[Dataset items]
++++

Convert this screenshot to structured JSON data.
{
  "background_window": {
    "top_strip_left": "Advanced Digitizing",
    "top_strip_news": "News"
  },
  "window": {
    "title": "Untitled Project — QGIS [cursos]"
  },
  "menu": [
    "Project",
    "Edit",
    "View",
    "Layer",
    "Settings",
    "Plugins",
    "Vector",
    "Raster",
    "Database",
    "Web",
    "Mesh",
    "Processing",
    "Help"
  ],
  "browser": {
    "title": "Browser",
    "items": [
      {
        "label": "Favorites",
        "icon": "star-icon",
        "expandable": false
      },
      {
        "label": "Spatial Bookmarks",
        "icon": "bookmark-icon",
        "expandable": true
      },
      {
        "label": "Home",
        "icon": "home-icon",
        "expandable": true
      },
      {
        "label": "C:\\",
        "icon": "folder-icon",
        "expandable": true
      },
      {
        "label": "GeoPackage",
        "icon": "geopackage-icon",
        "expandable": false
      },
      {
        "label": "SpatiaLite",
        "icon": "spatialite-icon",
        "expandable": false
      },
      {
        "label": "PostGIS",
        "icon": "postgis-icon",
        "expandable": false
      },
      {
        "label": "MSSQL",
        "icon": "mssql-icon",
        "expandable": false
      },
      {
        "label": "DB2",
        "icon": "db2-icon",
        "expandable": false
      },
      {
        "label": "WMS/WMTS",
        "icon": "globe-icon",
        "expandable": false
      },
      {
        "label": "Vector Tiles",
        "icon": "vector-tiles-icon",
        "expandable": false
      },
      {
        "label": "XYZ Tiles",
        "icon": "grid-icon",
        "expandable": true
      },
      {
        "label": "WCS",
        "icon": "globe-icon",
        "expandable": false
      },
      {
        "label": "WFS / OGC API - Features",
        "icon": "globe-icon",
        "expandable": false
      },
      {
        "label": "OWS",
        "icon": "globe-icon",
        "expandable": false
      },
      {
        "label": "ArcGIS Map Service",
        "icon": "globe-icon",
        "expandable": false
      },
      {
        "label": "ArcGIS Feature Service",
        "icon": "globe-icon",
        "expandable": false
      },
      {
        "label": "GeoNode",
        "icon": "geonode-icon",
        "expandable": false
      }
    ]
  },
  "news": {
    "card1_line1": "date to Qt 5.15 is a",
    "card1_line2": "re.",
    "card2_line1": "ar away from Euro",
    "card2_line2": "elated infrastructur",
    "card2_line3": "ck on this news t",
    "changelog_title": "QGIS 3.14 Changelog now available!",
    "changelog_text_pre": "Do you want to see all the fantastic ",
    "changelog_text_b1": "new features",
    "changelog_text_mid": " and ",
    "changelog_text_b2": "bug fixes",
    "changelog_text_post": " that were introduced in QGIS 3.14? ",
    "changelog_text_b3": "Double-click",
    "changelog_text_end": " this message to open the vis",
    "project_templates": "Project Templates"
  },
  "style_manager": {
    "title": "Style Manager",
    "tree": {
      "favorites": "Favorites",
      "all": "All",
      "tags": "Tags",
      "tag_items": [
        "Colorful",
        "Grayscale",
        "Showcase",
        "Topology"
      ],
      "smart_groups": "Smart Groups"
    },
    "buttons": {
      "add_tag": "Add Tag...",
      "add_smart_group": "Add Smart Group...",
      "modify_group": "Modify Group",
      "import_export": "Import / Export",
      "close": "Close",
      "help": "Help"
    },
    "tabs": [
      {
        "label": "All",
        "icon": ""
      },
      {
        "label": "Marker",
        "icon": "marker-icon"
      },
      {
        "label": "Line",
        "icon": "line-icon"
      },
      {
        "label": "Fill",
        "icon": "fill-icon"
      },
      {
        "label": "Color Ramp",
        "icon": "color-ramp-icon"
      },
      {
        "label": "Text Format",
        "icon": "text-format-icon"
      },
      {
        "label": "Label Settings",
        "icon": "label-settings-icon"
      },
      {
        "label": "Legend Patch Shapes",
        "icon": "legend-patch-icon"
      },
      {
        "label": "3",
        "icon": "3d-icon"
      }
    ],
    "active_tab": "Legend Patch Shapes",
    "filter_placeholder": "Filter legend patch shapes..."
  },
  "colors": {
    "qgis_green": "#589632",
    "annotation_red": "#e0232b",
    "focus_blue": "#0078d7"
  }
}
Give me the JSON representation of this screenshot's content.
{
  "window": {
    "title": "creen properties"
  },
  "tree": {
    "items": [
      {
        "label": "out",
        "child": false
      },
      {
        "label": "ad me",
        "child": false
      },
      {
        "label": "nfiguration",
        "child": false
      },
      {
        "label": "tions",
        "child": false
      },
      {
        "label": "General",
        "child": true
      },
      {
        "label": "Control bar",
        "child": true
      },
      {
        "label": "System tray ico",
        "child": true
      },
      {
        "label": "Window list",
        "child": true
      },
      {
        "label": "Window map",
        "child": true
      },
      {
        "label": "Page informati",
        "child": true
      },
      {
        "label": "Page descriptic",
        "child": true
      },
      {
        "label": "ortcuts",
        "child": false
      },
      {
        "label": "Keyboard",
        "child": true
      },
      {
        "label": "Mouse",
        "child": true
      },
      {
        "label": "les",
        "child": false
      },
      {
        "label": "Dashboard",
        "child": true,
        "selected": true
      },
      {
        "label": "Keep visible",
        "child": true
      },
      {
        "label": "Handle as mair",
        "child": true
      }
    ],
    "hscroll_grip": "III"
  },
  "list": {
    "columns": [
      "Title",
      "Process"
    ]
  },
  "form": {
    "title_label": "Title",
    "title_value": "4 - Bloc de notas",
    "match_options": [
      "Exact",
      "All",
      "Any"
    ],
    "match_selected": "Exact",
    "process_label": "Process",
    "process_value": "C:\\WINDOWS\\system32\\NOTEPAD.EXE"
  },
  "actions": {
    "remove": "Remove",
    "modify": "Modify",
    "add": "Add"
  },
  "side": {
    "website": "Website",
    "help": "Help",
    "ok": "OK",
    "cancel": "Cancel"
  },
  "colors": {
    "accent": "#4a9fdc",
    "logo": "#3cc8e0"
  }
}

++++

**Task goal**
Output all of the data again. Match it exactly.

**Output**
Convert this screenshot to structured JSON data.
{
  "background_window": {
    "top_strip_left": "Advanced Digitizing",
    "top_strip_news": "News"
  },
  "window": {
    "title": "Untitled Project — QGIS [cursos]"
  },
  "menu": [
    "Project",
    "Edit",
    "View",
    "Layer",
    "Settings",
    "Plugins",
    "Vector",
    "Raster",
    "Database",
    "Web",
    "Mesh",
    "Processing",
    "Help"
  ],
  "browser": {
    "title": "Browser",
    "items": [
      {
        "label": "Favorites",
        "icon": "star-icon",
        "expandable": false
      },
      {
        "label": "Spatial Bookmarks",
        "icon": "bookmark-icon",
        "expandable": true
      },
      {
        "label": "Home",
        "icon": "home-icon",
        "expandable": true
      },
      {
        "label": "C:\\",
        "icon": "folder-icon",
        "expandable": true
      },
      {
        "label": "GeoPackage",
        "icon": "geopackage-icon",
        "expandable": false
      },
      {
        "label": "SpatiaLite",
        "icon": "spatialite-icon",
        "expandable": false
      },
      {
        "label": "PostGIS",
        "icon": "postgis-icon",
        "expandable": false
      },
      {
        "label": "MSSQL",
        "icon": "mssql-icon",
        "expandable": false
      },
      {
        "label": "DB2",
        "icon": "db2-icon",
        "expandable": false
      },
      {
        "label": "WMS/WMTS",
        "icon": "globe-icon",
        "expandable": false
      },
      {
        "label": "Vector Tiles",
        "icon": "vector-tiles-icon",
        "expandable": false
      },
      {
        "label": "XYZ Tiles",
        "icon": "grid-icon",
        "expandable": true
      },
      {
        "label": "WCS",
        "icon": "globe-icon",
        "expandable": false
      },
      {
        "label": "WFS / OGC API - Features",
        "icon": "globe-icon",
        "expandable": false
      },
      {
        "label": "OWS",
        "icon": "globe-icon",
        "expandable": false
      },
      {
        "label": "ArcGIS Map Service",
        "icon": "globe-icon",
        "expandable": false
      },
      {
        "label": "ArcGIS Feature Service",
        "icon": "globe-icon",
        "expandable": false
      },
      {
        "label": "GeoNode",
        "icon": "geonode-icon",
        "expandable": false
      }
    ]
  },
  "news": {
    "card1_line1": "date to Qt 5.15 is a",
    "card1_line2": "re.",
    "card2_line1": "ar away from Euro",
    "card2_line2": "elated infrastructur",
    "card2_line3": "ck on this news t",
    "changelog_title": "QGIS 3.14 Changelog now available!",
    "changelog_text_pre": "Do you want to see all the fantastic ",
    "changelog_text_b1": "new features",
    "changelog_text_mid": " and ",
    "changelog_text_b2": "bug fixes",
    "changelog_text_post": " that were introduced in QGIS 3.14? ",
    "changelog_text_b3": "Double-click",
    "changelog_text_end": " this message to open the vis",
    "project_templates": "Project Templates"
  },
  "style_manager": {
    "title": "Style Manager",
    "tree": {
      "favorites": "Favorites",
      "all": "All",
      "tags": "Tags",
      "tag_items": [
        "Colorful",
        "Grayscale",
        "Showcase",
        "Topology"
      ],
      "smart_groups": "Smart Groups"
    },
    "buttons": {
      "add_tag": "Add Tag...",
      "add_smart_group": "Add Smart Group...",
      "modify_group": "Modify Group",
      "import_export": "Import / Export",
      "close": "Close",
      "help": "Help"
    },
    "tabs": [
      {
        "label": "All",
        "icon": ""
      },
      {
        "label": "Marker",
        "icon": "marker-icon"
      },
      {
        "label": "Line",
        "icon": "line-icon"
      },
      {
        "label": "Fill",
        "icon": "fill-icon"
      },
      {
        "label": "Color Ramp",
        "icon": "color-ramp-icon"
      },
      {
        "label": "Text Format",
        "icon": "text-format-icon"
      },
      {
        "label": "Label Settings",
        "icon": "label-settings-icon"
      },
      {
        "label": "Legend Patch Shapes",
        "icon": "legend-patch-icon"
      },
      {
        "label": "3",
        "icon": "3d-icon"
      }
    ],
    "active_tab": "Legend Patch Shapes",
    "filter_placeholder": "Filter legend patch shapes..."
  },
  "colors": {
    "qgis_green": "#589632",
    "annotation_red": "#e0232b",
    "focus_blue": "#0078d7"
  }
}
Give me the JSON representation of this screenshot's content.
{
  "window": {
    "title": "creen properties"
  },
  "tree": {
    "items": [
      {
        "label": "out",
        "child": false
      },
      {
        "label": "ad me",
        "child": false
      },
      {
        "label": "nfiguration",
        "child": false
      },
      {
        "label": "tions",
        "child": false
      },
      {
        "label": "General",
        "child": true
      },
      {
        "label": "Control bar",
        "child": true
      },
      {
        "label": "System tray ico",
        "child": true
      },
      {
        "label": "Window list",
        "child": true
      },
      {
        "label": "Window map",
        "child": true
      },
      {
        "label": "Page informati",
        "child": true
      },
      {
        "label": "Page descriptic",
        "child": true
      },
      {
        "label": "ortcuts",
        "child": false
      },
      {
        "label": "Keyboard",
        "child": true
      },
      {
        "label": "Mouse",
        "child": true
      },
      {
        "label": "les",
        "child": false
      },
      {
        "label": "Dashboard",
        "child": true,
        "selected": true
      },
      {
        "label": "Keep visible",
        "child": true
      },
      {
        "label": "Handle as mair",
        "child": true
      }
    ],
    "hscroll_grip": "III"
  },
  "list": {
    "columns": [
      "Title",
      "Process"
    ]
  },
  "form": {
    "title_label": "Title",
    "title_value": "4 - Bloc de notas",
    "match_options": [
      "Exact",
      "All",
      "Any"
    ],
    "match_selected": "Exact",
    "process_label": "Process",
    "process_value": "C:\\WINDOWS\\system32\\NOTEPAD.EXE"
  },
  "actions": {
    "remove": "Remove",
    "modify": "Modify",
    "add": "Add"
  },
  "side": {
    "website": "Website",
    "help": "Help",
    "ok": "OK",
    "cancel": "Cancel"
  },
  "colors": {
    "accent": "#4a9fdc",
    "logo": "#3cc8e0"
  }
}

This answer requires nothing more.